*Exercise description*
Once the data has been read, return all of it precisely as written.

*** Begin section ***

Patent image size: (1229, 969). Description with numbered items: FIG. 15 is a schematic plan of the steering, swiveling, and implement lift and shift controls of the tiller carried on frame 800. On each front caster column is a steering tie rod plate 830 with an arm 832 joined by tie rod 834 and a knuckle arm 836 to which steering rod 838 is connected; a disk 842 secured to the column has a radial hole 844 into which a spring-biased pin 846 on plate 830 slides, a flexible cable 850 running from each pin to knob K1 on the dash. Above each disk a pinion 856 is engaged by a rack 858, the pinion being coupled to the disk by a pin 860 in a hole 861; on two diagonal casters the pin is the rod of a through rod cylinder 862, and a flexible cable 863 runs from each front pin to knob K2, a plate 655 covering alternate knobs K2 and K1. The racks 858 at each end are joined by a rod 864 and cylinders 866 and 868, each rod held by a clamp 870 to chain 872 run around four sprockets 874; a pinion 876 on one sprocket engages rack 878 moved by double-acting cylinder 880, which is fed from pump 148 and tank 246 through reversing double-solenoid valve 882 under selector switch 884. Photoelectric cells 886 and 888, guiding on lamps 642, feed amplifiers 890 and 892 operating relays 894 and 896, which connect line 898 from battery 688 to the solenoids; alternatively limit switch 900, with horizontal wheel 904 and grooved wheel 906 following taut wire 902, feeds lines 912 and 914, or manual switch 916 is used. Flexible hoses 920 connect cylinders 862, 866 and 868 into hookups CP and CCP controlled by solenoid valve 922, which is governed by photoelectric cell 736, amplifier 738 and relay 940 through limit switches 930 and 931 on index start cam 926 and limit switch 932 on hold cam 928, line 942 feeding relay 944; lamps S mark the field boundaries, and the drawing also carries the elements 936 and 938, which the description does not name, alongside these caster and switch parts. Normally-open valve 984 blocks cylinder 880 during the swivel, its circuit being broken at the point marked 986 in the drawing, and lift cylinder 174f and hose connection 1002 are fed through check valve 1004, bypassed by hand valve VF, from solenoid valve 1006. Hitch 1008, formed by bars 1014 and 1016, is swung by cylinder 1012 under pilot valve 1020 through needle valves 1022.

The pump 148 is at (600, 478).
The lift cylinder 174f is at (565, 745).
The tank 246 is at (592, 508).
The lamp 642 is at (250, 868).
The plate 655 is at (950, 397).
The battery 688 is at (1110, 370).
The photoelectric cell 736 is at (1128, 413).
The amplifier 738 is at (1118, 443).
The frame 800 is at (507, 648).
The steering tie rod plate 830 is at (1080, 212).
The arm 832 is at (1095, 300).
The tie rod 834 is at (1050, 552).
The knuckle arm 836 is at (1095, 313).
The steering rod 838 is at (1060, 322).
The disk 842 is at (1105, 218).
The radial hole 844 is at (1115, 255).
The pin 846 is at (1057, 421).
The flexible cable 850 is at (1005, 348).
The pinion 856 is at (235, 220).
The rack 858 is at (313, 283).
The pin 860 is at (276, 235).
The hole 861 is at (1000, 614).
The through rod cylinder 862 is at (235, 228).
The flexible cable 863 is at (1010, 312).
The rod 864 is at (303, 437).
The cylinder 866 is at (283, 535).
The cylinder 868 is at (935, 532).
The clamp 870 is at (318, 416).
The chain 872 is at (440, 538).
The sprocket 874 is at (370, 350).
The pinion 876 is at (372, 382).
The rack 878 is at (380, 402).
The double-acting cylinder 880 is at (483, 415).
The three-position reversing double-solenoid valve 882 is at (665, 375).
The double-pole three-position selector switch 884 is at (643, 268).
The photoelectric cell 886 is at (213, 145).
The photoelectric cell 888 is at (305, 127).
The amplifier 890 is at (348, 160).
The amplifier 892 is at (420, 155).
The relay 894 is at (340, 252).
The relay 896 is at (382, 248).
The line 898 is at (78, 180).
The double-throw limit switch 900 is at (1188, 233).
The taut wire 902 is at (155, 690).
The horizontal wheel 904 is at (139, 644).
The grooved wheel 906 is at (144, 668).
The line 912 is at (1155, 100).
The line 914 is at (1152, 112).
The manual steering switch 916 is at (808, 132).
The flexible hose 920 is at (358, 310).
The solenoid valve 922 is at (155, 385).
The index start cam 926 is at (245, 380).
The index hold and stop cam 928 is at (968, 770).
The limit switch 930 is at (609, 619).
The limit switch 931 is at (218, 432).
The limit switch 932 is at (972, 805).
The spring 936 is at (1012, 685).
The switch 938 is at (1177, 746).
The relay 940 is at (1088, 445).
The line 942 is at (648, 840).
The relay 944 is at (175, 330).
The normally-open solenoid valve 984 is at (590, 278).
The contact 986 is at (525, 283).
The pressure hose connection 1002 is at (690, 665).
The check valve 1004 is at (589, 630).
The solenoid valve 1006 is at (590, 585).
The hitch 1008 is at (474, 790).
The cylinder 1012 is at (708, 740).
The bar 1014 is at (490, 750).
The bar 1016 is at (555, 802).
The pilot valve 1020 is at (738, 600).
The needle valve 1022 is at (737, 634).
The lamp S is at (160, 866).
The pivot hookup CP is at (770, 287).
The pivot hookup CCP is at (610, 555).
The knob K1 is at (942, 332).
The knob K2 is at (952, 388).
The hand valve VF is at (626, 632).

*** End section ***

*Answer to this exercise*
Patent image size: (1229, 969). Description with numbered items: FIG. 15 is a schematic plan of the steering, swiveling, and implement lift and shift controls of the tiller carried on frame 800. On each front caster column is a steering tie rod plate 830 with an arm 832 joined by tie rod 834 and a knuckle arm 836 to which steering rod 838 is connected; a disk 842 secured to the column has a radial hole 844 into which a spring-biased pin 846 on plate 830 slides, a flexible cable 850 running from each pin to knob K1 on the dash. Above each disk a pinion 856 is engaged by a rack 858, the pinion being coupled to the disk by a pin 860 in a hole 861; on two diagonal casters the pin is the rod of a through rod cylinder 862, and a flexible cable 863 runs from each front pin to knob K2, a plate 655 covering alternate knobs K2 and K1. The racks 858 at each end are joined by a rod 864 and cylinders 866 and 868, each rod held by a clamp 870 to chain 872 run around four sprockets 874; a pinion 876 on one sprocket engages rack 878 moved by double-acting cylinder 880, which is fed from pump 148 and tank 246 through reversing double-solenoid valve 882 under selector switch 884. Photoelectric cells 886 and 888, guiding on lamps 642, feed amplifiers 890 and 892 operating relays 894 and 896, which connect line 898 from battery 688 to the solenoids; alternatively limit switch 900, with horizontal wheel 904 and grooved wheel 906 following taut wire 902, feeds lines 912 and 914, or manual switch 916 is used. Flexible hoses 920 connect cylinders 862, 866 and 868 into hookups CP and CCP controlled by solenoid valve 922, which is governed by photoelectric cell 736, amplifier 738 and relay 940 through limit switches 930 and 931 on index start cam 926 and limit switch 932 on hold cam 928, line 942 feeding relay 944; lamps S mark the field boundaries, and the drawing also carries the elements 936 and 938, which the description does not name, alongside these caster and switch parts. Normally-open valve 984 blocks cylinder 880 during the swivel, its circuit being broken at the point marked 986 in the drawing, and lift cylinder 174f and hose connection 1002 are fed through check valve 1004, bypassed by hand valve VF, from solenoid valve 1006. Hitch 1008, formed by bars 1014 and 1016, is swung by cylinder 1012 under pilot valve 1020 through needle valves 1022.

The pump 148 is at (600, 478).
The lift cylinder 174f is at (565, 745).
The tank 246 is at (592, 508).
The lamp 642 is at (250, 868).
The plate 655 is at (950, 397).
The battery 688 is at (1110, 370).
The photoelectric cell 736 is at (1128, 413).
The amplifier 738 is at (1118, 443).
The frame 800 is at (507, 648).
The steering tie rod plate 830 is at (1080, 212).
The arm 832 is at (1095, 300).
The tie rod 834 is at (1050, 552).
The knuckle arm 836 is at (1095, 313).
The steering rod 838 is at (1060, 322).
The disk 842 is at (1105, 218).
The radial hole 844 is at (1115, 255).
The pin 846 is at (1057, 421).
The flexible cable 850 is at (1005, 348).
The pinion 856 is at (235, 220).
The rack 858 is at (313, 283).
The pin 860 is at (276, 235).
The hole 861 is at (1000, 614).
The through rod cylinder 862 is at (235, 228).
The flexible cable 863 is at (1010, 312).
The rod 864 is at (303, 437).
The cylinder 866 is at (283, 535).
The cylinder 868 is at (935, 532).
The clamp 870 is at (318, 416).
The chain 872 is at (440, 538).
The sprocket 874 is at (370, 350).
The pinion 876 is at (372, 382).
The rack 878 is at (380, 402).
The double-acting cylinder 880 is at (483, 415).
The three-position reversing double-solenoid valve 882 is at (665, 375).
The double-pole three-position selector switch 884 is at (643, 268).
The photoelectric cell 886 is at (213, 145).
The photoelectric cell 888 is at (305, 127).
The amplifier 890 is at (348, 160).
The amplifier 892 is at (420, 155).
The relay 894 is at (340, 252).
The relay 896 is at (382, 248).
The line 898 is at (78, 180).
The double-throw limit switch 900 is at (1188, 233).
The taut wire 902 is at (155, 690).
The horizontal wheel 904 is at (139, 644).
The grooved wheel 906 is at (144, 668).
The line 912 is at (1155, 100).
The line 914 is at (1152, 112).
The manual steering switch 916 is at (808, 132).
The flexible hose 920 is at (358, 310).
The solenoid valve 922 is at (155, 385).
The index start cam 926 is at (245, 380).
The index hold and stop cam 928 is at (968, 770).
The limit switch 930 is at (609, 619).
The limit switch 931 is at (218, 432).
The limit switch 932 is at (972, 805).
The spring 936 is at (1012, 685).
The switch 938 is at (1177, 746).
The relay 940 is at (1088, 445).
The line 942 is at (648, 840).
The relay 944 is at (175, 330).
The normally-open solenoid valve 984 is at (590, 278).
The contact 986 is at (525, 283).
The pressure hose connection 1002 is at (690, 665).
The check valve 1004 is at (589, 630).
The solenoid valve 1006 is at (590, 585).
The hitch 1008 is at (474, 790).
The cylinder 1012 is at (708, 740).
The bar 1014 is at (490, 750).
The bar 1016 is at (555, 802).
The pilot valve 1020 is at (738, 600).
The needle valve 1022 is at (737, 634).
The lamp S is at (160, 866).
The pivot hookup CP is at (770, 287).
The pivot hookup CCP is at (610, 555).
The knob K1 is at (942, 332).
The knob K2 is at (952, 388).
The hand valve VF is at (626, 632).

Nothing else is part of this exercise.